## WORK TO BE COMPLETED
Using the listing below, please gather every line containing the word "Ganzo".

Extracted data entries:
★ ★ ★ ★

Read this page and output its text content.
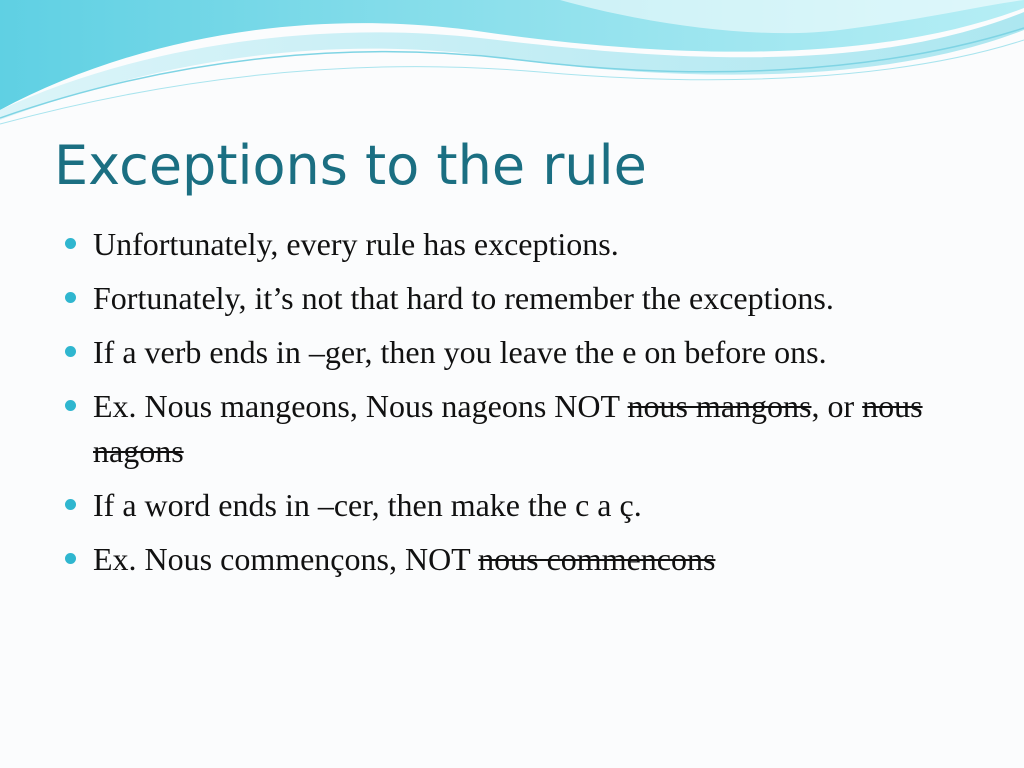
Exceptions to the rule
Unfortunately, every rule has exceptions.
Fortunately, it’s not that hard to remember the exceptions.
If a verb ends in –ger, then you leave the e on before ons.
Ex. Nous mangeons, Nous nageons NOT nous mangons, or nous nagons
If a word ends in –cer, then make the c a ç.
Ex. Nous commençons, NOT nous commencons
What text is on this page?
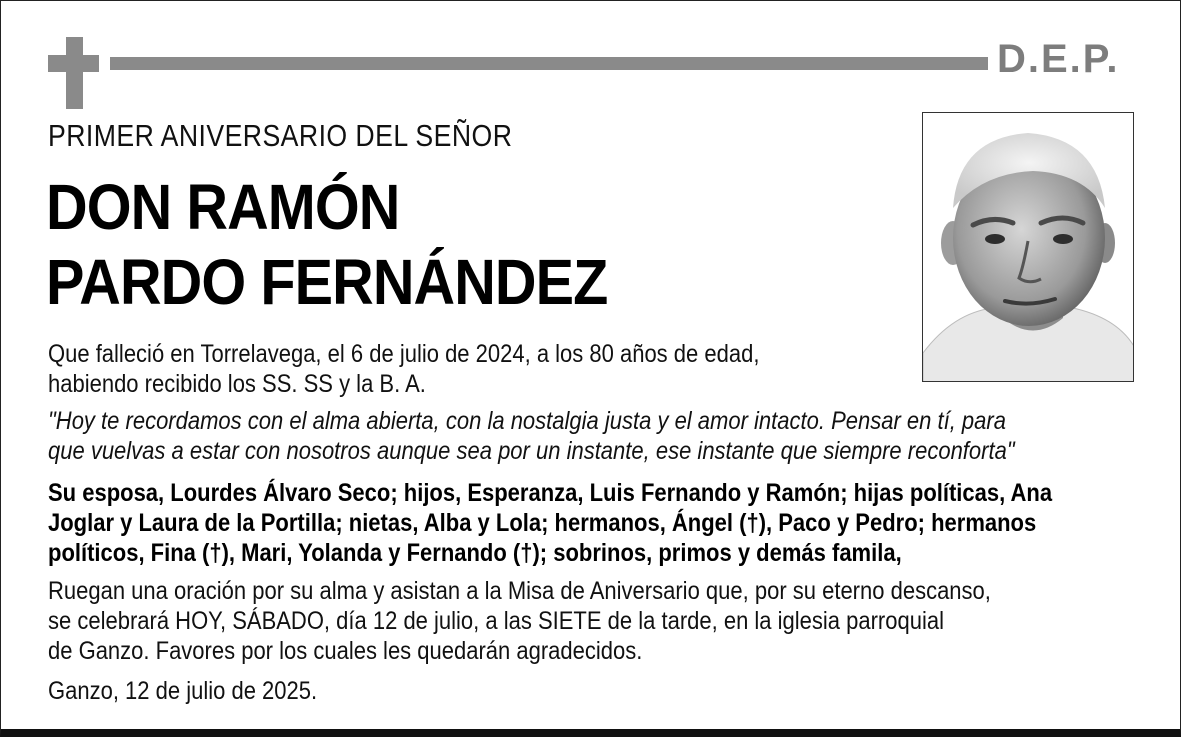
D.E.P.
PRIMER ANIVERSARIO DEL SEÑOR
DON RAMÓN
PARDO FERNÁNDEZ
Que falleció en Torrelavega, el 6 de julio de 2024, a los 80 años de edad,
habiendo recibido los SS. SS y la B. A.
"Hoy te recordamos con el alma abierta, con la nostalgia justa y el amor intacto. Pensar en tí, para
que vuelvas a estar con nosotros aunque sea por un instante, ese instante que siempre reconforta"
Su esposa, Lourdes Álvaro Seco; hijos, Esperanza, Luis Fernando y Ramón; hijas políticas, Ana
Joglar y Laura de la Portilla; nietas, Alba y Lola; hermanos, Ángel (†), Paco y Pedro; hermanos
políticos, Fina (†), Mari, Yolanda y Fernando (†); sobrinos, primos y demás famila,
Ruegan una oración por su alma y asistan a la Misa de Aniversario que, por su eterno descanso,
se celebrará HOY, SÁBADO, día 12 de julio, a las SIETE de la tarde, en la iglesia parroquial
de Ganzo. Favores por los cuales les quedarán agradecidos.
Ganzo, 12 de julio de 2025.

★ ★ ★ ★

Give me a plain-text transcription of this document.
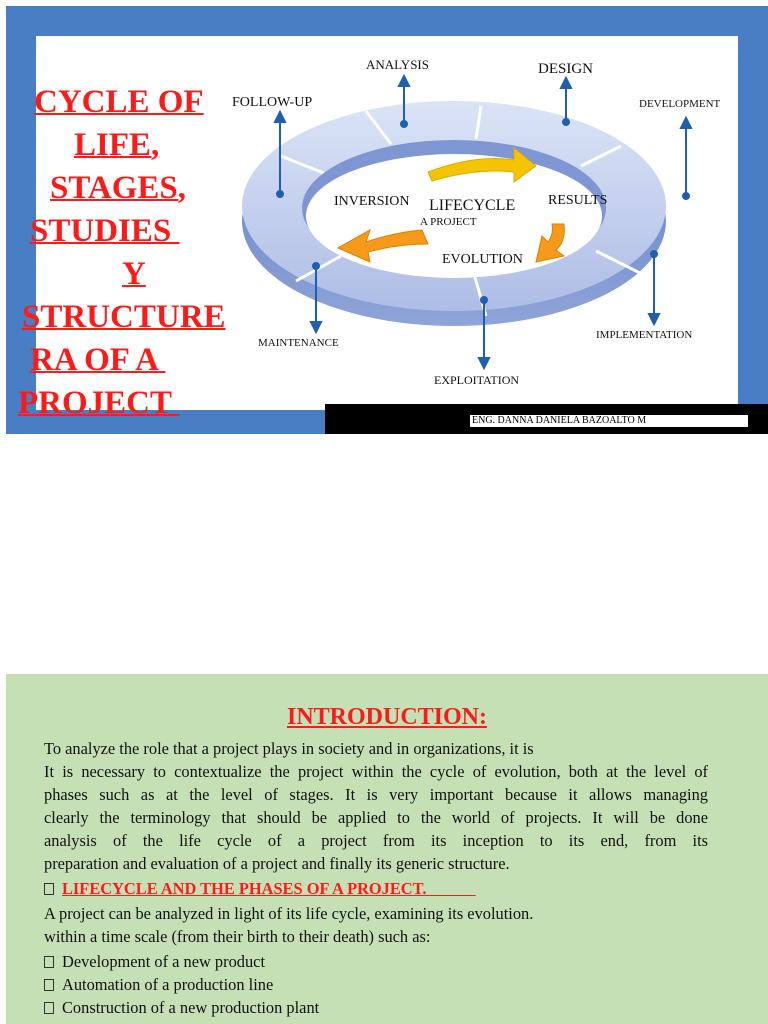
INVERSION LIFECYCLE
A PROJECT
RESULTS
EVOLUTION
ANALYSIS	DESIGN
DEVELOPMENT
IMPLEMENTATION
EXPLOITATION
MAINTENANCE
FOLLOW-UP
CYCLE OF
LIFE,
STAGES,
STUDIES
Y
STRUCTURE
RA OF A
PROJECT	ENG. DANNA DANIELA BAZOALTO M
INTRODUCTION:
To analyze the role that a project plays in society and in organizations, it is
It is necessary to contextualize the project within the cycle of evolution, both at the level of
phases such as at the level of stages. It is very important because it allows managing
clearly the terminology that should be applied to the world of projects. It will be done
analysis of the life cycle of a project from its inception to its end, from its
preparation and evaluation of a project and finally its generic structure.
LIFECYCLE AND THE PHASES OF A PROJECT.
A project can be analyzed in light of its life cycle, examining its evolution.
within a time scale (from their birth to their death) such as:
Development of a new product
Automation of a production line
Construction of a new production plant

★ ★ ★ ★

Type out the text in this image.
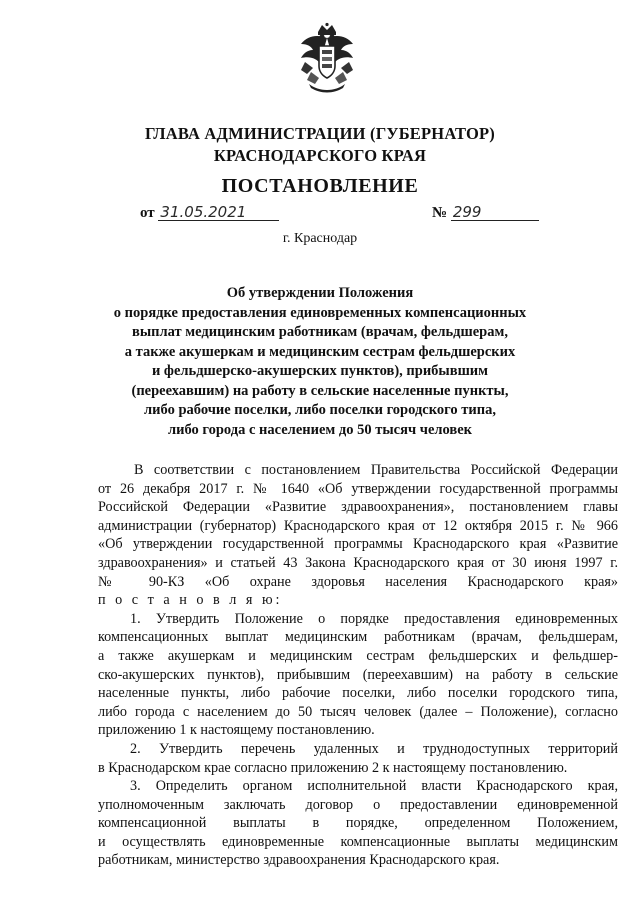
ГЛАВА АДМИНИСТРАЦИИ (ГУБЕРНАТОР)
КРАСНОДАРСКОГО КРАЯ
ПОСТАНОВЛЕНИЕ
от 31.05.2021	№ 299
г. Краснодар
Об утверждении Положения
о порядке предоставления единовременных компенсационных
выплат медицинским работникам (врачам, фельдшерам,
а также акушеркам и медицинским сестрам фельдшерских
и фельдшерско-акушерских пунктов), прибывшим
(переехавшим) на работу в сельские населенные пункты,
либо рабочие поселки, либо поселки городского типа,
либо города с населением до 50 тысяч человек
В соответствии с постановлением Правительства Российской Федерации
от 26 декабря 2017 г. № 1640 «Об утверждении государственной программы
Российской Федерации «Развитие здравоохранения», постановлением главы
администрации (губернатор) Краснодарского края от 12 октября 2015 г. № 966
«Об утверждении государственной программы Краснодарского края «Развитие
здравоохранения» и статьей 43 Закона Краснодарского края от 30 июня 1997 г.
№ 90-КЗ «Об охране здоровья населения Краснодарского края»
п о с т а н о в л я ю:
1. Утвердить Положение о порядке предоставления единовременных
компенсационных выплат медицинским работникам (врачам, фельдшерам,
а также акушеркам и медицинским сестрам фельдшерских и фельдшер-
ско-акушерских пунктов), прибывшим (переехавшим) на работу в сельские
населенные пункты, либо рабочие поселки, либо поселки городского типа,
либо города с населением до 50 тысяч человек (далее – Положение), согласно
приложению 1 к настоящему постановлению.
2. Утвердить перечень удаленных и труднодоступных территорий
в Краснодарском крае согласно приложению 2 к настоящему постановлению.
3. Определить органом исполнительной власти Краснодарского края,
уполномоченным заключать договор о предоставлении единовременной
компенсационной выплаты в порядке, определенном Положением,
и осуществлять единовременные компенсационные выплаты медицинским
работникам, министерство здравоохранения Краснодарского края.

★ ★ ★ ★

## EXERCISE OUTPUT
de Ganzo. Favores por los cuales les quedarán agradecidos.
Ganzo, 12 de julio de 2025.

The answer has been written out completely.